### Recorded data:
**********

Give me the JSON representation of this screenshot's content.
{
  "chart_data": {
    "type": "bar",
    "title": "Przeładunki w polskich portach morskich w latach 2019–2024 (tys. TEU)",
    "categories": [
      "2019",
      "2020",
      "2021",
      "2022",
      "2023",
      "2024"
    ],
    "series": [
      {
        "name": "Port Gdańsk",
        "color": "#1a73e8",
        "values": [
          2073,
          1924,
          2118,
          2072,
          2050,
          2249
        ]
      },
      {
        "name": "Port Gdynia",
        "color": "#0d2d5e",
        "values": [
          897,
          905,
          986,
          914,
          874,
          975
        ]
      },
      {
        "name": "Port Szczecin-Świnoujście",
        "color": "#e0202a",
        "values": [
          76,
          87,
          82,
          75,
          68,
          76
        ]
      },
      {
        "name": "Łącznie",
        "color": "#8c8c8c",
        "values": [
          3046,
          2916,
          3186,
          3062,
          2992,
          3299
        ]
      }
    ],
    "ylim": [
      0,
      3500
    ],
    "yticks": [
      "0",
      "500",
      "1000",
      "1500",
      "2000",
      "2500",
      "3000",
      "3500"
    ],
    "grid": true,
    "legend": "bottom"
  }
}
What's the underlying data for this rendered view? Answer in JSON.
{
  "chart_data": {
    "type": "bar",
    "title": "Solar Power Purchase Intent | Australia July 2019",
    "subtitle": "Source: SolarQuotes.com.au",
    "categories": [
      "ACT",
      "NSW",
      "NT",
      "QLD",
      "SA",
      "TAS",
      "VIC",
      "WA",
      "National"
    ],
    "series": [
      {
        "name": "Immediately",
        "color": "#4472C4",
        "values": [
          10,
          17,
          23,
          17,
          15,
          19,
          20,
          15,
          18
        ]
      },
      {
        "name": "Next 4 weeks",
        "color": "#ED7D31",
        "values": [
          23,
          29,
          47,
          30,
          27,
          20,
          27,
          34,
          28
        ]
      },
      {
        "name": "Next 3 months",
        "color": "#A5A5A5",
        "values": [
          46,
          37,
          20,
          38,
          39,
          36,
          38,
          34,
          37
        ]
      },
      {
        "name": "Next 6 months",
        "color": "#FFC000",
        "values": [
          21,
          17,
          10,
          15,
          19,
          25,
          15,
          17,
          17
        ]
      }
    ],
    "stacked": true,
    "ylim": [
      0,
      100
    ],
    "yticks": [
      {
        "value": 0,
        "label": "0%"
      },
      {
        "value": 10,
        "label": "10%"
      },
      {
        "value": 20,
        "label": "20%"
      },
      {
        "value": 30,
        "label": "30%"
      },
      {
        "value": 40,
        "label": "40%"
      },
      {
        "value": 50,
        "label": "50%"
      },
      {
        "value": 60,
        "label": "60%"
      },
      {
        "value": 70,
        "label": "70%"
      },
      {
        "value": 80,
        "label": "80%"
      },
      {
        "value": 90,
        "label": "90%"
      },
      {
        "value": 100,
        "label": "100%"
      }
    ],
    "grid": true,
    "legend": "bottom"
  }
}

**********

### EXERCISE:
Return each line among the entries that holds the word "this".

### CORRECT RESULT:
Give me the JSON representation of this screenshot's content.
What's the underlying data for this rendered view? Answer in JSON.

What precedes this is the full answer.